Data extract

__________

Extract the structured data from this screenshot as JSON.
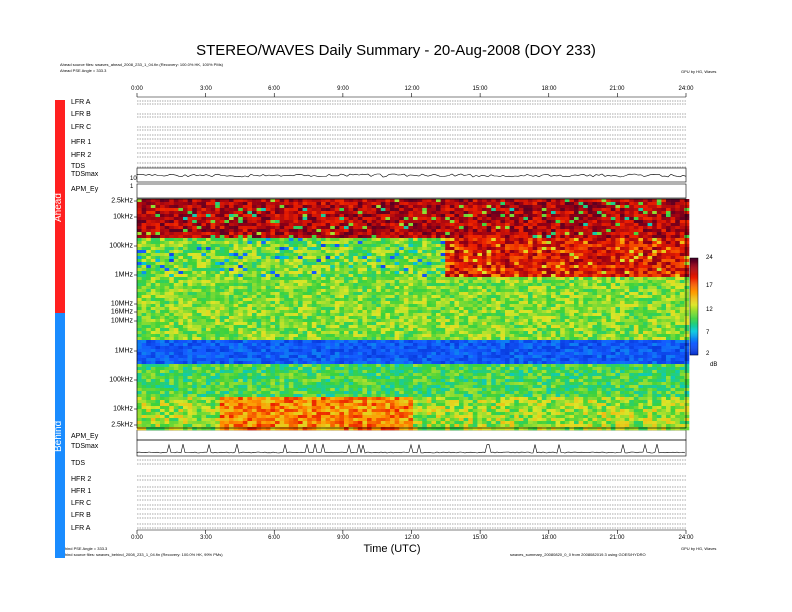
{
  "header": {
    "title": "STEREO/WAVES Daily Summary - 20-Aug-2008 (DOY 233)",
    "ahead_source": "Ahead source files: swaves_ahead_2008_233_1_04.fin (Recovery: 100.0% HK, 100% PMs)",
    "ahead_angle": "Ahead PSE Angle = 333.3",
    "credit_top": "GPU by HG, Waves",
    "behind_angle": "Behind PSE Angle = 333.3",
    "behind_source": "Behind source files: swaves_behind_2008_233_1_04.fin (Recovery: 100.0% HK, 99% PMs)",
    "credit_bottom": "GPU by HG, Waves",
    "footer_note": "swaves_summary_20080820_0_0 from 2008082019.3 using GOES/HYDRO"
  },
  "sidebar": {
    "ahead": "Ahead",
    "behind": "Behind"
  },
  "chart_data": {
    "type": "heatmap",
    "title": "STEREO/WAVES Daily Summary - 20-Aug-2008 (DOY 233)",
    "xlabel": "Time (UTC)",
    "x_ticks": [
      "0:00",
      "3:00",
      "6:00",
      "9:00",
      "12:00",
      "15:00",
      "18:00",
      "21:00",
      "24:00"
    ],
    "xlim_hours": [
      0,
      24
    ],
    "ahead_freq_ticks": [
      "2.5kHz",
      "10kHz",
      "100kHz",
      "1MHz",
      "10MHz",
      "16MHz",
      "10MHz"
    ],
    "behind_freq_ticks": [
      "1MHz",
      "100kHz",
      "10kHz",
      "2.5kHz"
    ],
    "colorbar": {
      "ticks": [
        "24",
        "17",
        "12",
        "7",
        "2"
      ],
      "unit": "dB",
      "range": [
        2,
        24
      ]
    },
    "ahead_rows": [
      "LFR A",
      "LFR B",
      "LFR C",
      "HFR 1",
      "HFR 2",
      "TDS",
      "TDSmax",
      "APM_Ey"
    ],
    "behind_rows": [
      "APM_Ey",
      "TDSmax",
      "TDS",
      "HFR 2",
      "HFR 1",
      "LFR C",
      "LFR B",
      "LFR A"
    ],
    "tds_axis_labels": [
      "10",
      "1"
    ],
    "colors": {
      "ahead_bar": "#ff2020",
      "behind_bar": "#1a8cff"
    }
  }
}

__________

Transcribe every entry above exactly. Omit all pictures.

Extract the structured data from this screenshot as JSON.
{
  "header": {
    "title": "STEREO/WAVES Daily Summary - 20-Aug-2008 (DOY 233)",
    "ahead_source": "Ahead source files: swaves_ahead_2008_233_1_04.fin (Recovery: 100.0% HK, 100% PMs)",
    "ahead_angle": "Ahead PSE Angle = 333.3",
    "credit_top": "GPU by HG, Waves",
    "behind_angle": "Behind PSE Angle = 333.3",
    "behind_source": "Behind source files: swaves_behind_2008_233_1_04.fin (Recovery: 100.0% HK, 99% PMs)",
    "credit_bottom": "GPU by HG, Waves",
    "footer_note": "swaves_summary_20080820_0_0 from 2008082019.3 using GOES/HYDRO"
  },
  "sidebar": {
    "ahead": "Ahead",
    "behind": "Behind"
  },
  "chart_data": {
    "type": "heatmap",
    "title": "STEREO/WAVES Daily Summary - 20-Aug-2008 (DOY 233)",
    "xlabel": "Time (UTC)",
    "x_ticks": [
      "0:00",
      "3:00",
      "6:00",
      "9:00",
      "12:00",
      "15:00",
      "18:00",
      "21:00",
      "24:00"
    ],
    "xlim_hours": [
      0,
      24
    ],
    "ahead_freq_ticks": [
      "2.5kHz",
      "10kHz",
      "100kHz",
      "1MHz",
      "10MHz",
      "16MHz",
      "10MHz"
    ],
    "behind_freq_ticks": [
      "1MHz",
      "100kHz",
      "10kHz",
      "2.5kHz"
    ],
    "colorbar": {
      "ticks": [
        "24",
        "17",
        "12",
        "7",
        "2"
      ],
      "unit": "dB",
      "range": [
        2,
        24
      ]
    },
    "ahead_rows": [
      "LFR A",
      "LFR B",
      "LFR C",
      "HFR 1",
      "HFR 2",
      "TDS",
      "TDSmax",
      "APM_Ey"
    ],
    "behind_rows": [
      "APM_Ey",
      "TDSmax",
      "TDS",
      "HFR 2",
      "HFR 1",
      "LFR C",
      "LFR B",
      "LFR A"
    ],
    "tds_axis_labels": [
      "10",
      "1"
    ],
    "colors": {
      "ahead_bar": "#ff2020",
      "behind_bar": "#1a8cff"
    }
  }
}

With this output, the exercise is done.